What needs to be done
Give the listing below again in full, exactly as written.
───── Excerpted records ─────
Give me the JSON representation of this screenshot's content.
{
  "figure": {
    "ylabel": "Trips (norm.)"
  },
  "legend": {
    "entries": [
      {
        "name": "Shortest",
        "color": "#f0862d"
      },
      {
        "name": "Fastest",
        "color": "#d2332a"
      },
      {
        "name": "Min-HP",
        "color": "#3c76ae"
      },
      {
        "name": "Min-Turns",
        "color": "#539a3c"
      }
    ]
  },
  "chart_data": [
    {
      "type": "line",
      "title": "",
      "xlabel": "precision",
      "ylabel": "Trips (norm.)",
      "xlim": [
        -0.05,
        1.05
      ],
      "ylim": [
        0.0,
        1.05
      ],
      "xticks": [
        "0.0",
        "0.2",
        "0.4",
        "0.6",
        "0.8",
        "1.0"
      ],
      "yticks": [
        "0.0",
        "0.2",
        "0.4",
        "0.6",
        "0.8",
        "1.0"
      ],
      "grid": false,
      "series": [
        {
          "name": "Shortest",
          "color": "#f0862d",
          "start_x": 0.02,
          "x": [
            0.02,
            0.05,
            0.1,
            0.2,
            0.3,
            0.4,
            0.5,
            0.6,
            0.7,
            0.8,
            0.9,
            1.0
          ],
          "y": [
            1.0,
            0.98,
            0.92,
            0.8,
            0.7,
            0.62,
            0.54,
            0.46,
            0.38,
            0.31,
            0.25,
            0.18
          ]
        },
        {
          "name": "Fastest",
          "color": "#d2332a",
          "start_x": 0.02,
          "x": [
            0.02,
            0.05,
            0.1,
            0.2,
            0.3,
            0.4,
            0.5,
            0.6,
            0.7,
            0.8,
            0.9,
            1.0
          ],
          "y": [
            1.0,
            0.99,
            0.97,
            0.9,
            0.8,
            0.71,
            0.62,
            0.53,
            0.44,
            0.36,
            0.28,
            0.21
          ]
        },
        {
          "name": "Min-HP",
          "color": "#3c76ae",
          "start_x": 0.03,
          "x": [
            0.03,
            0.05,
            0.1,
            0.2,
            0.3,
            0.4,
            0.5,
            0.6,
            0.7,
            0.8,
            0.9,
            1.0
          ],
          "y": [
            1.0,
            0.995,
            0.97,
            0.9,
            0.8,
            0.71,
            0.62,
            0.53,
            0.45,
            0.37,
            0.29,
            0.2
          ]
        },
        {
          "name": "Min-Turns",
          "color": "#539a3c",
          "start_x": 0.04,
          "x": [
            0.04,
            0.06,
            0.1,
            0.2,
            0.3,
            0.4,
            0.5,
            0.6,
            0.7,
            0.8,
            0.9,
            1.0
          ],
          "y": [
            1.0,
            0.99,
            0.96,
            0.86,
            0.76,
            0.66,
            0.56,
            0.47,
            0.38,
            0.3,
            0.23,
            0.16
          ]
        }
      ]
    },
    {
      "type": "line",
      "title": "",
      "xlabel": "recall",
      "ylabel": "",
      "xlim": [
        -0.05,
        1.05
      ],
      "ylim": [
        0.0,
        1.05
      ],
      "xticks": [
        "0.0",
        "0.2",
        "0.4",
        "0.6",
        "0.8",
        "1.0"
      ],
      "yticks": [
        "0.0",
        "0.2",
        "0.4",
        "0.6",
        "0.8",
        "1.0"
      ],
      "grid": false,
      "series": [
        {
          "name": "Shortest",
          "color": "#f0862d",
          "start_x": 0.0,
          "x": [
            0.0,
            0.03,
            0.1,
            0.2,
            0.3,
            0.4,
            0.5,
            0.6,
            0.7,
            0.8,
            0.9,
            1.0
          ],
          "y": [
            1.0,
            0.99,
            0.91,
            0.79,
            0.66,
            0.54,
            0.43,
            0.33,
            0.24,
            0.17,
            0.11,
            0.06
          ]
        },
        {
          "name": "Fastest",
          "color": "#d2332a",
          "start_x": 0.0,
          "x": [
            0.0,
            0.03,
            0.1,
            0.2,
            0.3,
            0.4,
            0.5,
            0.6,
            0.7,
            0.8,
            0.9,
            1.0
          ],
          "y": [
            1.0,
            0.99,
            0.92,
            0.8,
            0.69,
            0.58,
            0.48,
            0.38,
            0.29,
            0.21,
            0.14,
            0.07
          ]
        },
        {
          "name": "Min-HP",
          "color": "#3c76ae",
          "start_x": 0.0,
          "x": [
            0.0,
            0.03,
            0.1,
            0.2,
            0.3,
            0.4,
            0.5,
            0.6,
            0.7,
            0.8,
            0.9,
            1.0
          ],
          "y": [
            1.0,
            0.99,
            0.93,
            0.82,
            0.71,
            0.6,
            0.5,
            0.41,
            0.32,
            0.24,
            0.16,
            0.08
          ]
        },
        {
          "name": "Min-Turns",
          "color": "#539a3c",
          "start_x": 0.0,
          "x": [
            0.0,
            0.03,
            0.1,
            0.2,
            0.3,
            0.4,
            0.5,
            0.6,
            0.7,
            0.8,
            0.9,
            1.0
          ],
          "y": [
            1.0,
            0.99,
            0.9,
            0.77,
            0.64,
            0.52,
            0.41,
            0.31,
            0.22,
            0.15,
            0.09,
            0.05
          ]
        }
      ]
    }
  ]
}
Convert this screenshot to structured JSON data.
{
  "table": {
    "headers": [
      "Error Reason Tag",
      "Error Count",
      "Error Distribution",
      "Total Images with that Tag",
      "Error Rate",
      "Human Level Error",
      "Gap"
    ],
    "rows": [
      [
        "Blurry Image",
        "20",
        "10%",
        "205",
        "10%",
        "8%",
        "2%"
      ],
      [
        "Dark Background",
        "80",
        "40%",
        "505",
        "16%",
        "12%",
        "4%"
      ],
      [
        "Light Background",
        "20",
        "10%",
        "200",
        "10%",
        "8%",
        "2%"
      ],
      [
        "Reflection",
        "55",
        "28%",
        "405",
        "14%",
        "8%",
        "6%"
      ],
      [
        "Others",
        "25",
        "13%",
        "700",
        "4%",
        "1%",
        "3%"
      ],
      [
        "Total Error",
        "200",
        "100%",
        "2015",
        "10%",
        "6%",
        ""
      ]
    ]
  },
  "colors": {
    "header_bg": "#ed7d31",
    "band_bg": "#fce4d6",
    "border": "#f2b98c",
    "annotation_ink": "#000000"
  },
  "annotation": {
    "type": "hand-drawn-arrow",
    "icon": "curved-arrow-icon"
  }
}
─────
Result of this task
Give me the JSON representation of this screenshot's content.
{
  "figure": {
    "ylabel": "Trips (norm.)"
  },
  "legend": {
    "entries": [
      {
        "name": "Shortest",
        "color": "#f0862d"
      },
      {
        "name": "Fastest",
        "color": "#d2332a"
      },
      {
        "name": "Min-HP",
        "color": "#3c76ae"
      },
      {
        "name": "Min-Turns",
        "color": "#539a3c"
      }
    ]
  },
  "chart_data": [
    {
      "type": "line",
      "title": "",
      "xlabel": "precision",
      "ylabel": "Trips (norm.)",
      "xlim": [
        -0.05,
        1.05
      ],
      "ylim": [
        0.0,
        1.05
      ],
      "xticks": [
        "0.0",
        "0.2",
        "0.4",
        "0.6",
        "0.8",
        "1.0"
      ],
      "yticks": [
        "0.0",
        "0.2",
        "0.4",
        "0.6",
        "0.8",
        "1.0"
      ],
      "grid": false,
      "series": [
        {
          "name": "Shortest",
          "color": "#f0862d",
          "start_x": 0.02,
          "x": [
            0.02,
            0.05,
            0.1,
            0.2,
            0.3,
            0.4,
            0.5,
            0.6,
            0.7,
            0.8,
            0.9,
            1.0
          ],
          "y": [
            1.0,
            0.98,
            0.92,
            0.8,
            0.7,
            0.62,
            0.54,
            0.46,
            0.38,
            0.31,
            0.25,
            0.18
          ]
        },
        {
          "name": "Fastest",
          "color": "#d2332a",
          "start_x": 0.02,
          "x": [
            0.02,
            0.05,
            0.1,
            0.2,
            0.3,
            0.4,
            0.5,
            0.6,
            0.7,
            0.8,
            0.9,
            1.0
          ],
          "y": [
            1.0,
            0.99,
            0.97,
            0.9,
            0.8,
            0.71,
            0.62,
            0.53,
            0.44,
            0.36,
            0.28,
            0.21
          ]
        },
        {
          "name": "Min-HP",
          "color": "#3c76ae",
          "start_x": 0.03,
          "x": [
            0.03,
            0.05,
            0.1,
            0.2,
            0.3,
            0.4,
            0.5,
            0.6,
            0.7,
            0.8,
            0.9,
            1.0
          ],
          "y": [
            1.0,
            0.995,
            0.97,
            0.9,
            0.8,
            0.71,
            0.62,
            0.53,
            0.45,
            0.37,
            0.29,
            0.2
          ]
        },
        {
          "name": "Min-Turns",
          "color": "#539a3c",
          "start_x": 0.04,
          "x": [
            0.04,
            0.06,
            0.1,
            0.2,
            0.3,
            0.4,
            0.5,
            0.6,
            0.7,
            0.8,
            0.9,
            1.0
          ],
          "y": [
            1.0,
            0.99,
            0.96,
            0.86,
            0.76,
            0.66,
            0.56,
            0.47,
            0.38,
            0.3,
            0.23,
            0.16
          ]
        }
      ]
    },
    {
      "type": "line",
      "title": "",
      "xlabel": "recall",
      "ylabel": "",
      "xlim": [
        -0.05,
        1.05
      ],
      "ylim": [
        0.0,
        1.05
      ],
      "xticks": [
        "0.0",
        "0.2",
        "0.4",
        "0.6",
        "0.8",
        "1.0"
      ],
      "yticks": [
        "0.0",
        "0.2",
        "0.4",
        "0.6",
        "0.8",
        "1.0"
      ],
      "grid": false,
      "series": [
        {
          "name": "Shortest",
          "color": "#f0862d",
          "start_x": 0.0,
          "x": [
            0.0,
            0.03,
            0.1,
            0.2,
            0.3,
            0.4,
            0.5,
            0.6,
            0.7,
            0.8,
            0.9,
            1.0
          ],
          "y": [
            1.0,
            0.99,
            0.91,
            0.79,
            0.66,
            0.54,
            0.43,
            0.33,
            0.24,
            0.17,
            0.11,
            0.06
          ]
        },
        {
          "name": "Fastest",
          "color": "#d2332a",
          "start_x": 0.0,
          "x": [
            0.0,
            0.03,
            0.1,
            0.2,
            0.3,
            0.4,
            0.5,
            0.6,
            0.7,
            0.8,
            0.9,
            1.0
          ],
          "y": [
            1.0,
            0.99,
            0.92,
            0.8,
            0.69,
            0.58,
            0.48,
            0.38,
            0.29,
            0.21,
            0.14,
            0.07
          ]
        },
        {
          "name": "Min-HP",
          "color": "#3c76ae",
          "start_x": 0.0,
          "x": [
            0.0,
            0.03,
            0.1,
            0.2,
            0.3,
            0.4,
            0.5,
            0.6,
            0.7,
            0.8,
            0.9,
            1.0
          ],
          "y": [
            1.0,
            0.99,
            0.93,
            0.82,
            0.71,
            0.6,
            0.5,
            0.41,
            0.32,
            0.24,
            0.16,
            0.08
          ]
        },
        {
          "name": "Min-Turns",
          "color": "#539a3c",
          "start_x": 0.0,
          "x": [
            0.0,
            0.03,
            0.1,
            0.2,
            0.3,
            0.4,
            0.5,
            0.6,
            0.7,
            0.8,
            0.9,
            1.0
          ],
          "y": [
            1.0,
            0.99,
            0.9,
            0.77,
            0.64,
            0.52,
            0.41,
            0.31,
            0.22,
            0.15,
            0.09,
            0.05
          ]
        }
      ]
    }
  ]
}
Convert this screenshot to structured JSON data.
{
  "table": {
    "headers": [
      "Error Reason Tag",
      "Error Count",
      "Error Distribution",
      "Total Images with that Tag",
      "Error Rate",
      "Human Level Error",
      "Gap"
    ],
    "rows": [
      [
        "Blurry Image",
        "20",
        "10%",
        "205",
        "10%",
        "8%",
        "2%"
      ],
      [
        "Dark Background",
        "80",
        "40%",
        "505",
        "16%",
        "12%",
        "4%"
      ],
      [
        "Light Background",
        "20",
        "10%",
        "200",
        "10%",
        "8%",
        "2%"
      ],
      [
        "Reflection",
        "55",
        "28%",
        "405",
        "14%",
        "8%",
        "6%"
      ],
      [
        "Others",
        "25",
        "13%",
        "700",
        "4%",
        "1%",
        "3%"
      ],
      [
        "Total Error",
        "200",
        "100%",
        "2015",
        "10%",
        "6%",
        ""
      ]
    ]
  },
  "colors": {
    "header_bg": "#ed7d31",
    "band_bg": "#fce4d6",
    "border": "#f2b98c",
    "annotation_ink": "#000000"
  },
  "annotation": {
    "type": "hand-drawn-arrow",
    "icon": "curved-arrow-icon"
  }
}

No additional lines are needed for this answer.